What you have to do → Write out the whole listing exactly as it stands.
***** The records
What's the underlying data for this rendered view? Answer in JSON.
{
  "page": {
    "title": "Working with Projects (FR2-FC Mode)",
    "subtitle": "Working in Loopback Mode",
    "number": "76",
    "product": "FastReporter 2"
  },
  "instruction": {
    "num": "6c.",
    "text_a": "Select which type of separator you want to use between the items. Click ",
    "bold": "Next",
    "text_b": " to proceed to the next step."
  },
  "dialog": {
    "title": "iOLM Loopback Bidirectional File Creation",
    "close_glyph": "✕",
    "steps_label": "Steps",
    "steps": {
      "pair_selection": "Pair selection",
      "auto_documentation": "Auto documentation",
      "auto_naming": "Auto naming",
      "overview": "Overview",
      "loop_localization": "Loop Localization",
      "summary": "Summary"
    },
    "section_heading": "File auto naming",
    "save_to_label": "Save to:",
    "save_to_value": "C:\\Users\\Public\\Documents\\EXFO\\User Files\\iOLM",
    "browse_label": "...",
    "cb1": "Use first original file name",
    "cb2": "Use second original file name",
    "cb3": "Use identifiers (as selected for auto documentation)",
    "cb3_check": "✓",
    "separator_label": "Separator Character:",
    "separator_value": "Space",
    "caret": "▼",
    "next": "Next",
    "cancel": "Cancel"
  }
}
**********
Answer to this exercise →
What's the underlying data for this rendered view? Answer in JSON.
{
  "page": {
    "title": "Working with Projects (FR2-FC Mode)",
    "subtitle": "Working in Loopback Mode",
    "number": "76",
    "product": "FastReporter 2"
  },
  "instruction": {
    "num": "6c.",
    "text_a": "Select which type of separator you want to use between the items. Click ",
    "bold": "Next",
    "text_b": " to proceed to the next step."
  },
  "dialog": {
    "title": "iOLM Loopback Bidirectional File Creation",
    "close_glyph": "✕",
    "steps_label": "Steps",
    "steps": {
      "pair_selection": "Pair selection",
      "auto_documentation": "Auto documentation",
      "auto_naming": "Auto naming",
      "overview": "Overview",
      "loop_localization": "Loop Localization",
      "summary": "Summary"
    },
    "section_heading": "File auto naming",
    "save_to_label": "Save to:",
    "save_to_value": "C:\\Users\\Public\\Documents\\EXFO\\User Files\\iOLM",
    "browse_label": "...",
    "cb1": "Use first original file name",
    "cb2": "Use second original file name",
    "cb3": "Use identifiers (as selected for auto documentation)",
    "cb3_check": "✓",
    "separator_label": "Separator Character:",
    "separator_value": "Space",
    "caret": "▼",
    "next": "Next",
    "cancel": "Cancel"
  }
}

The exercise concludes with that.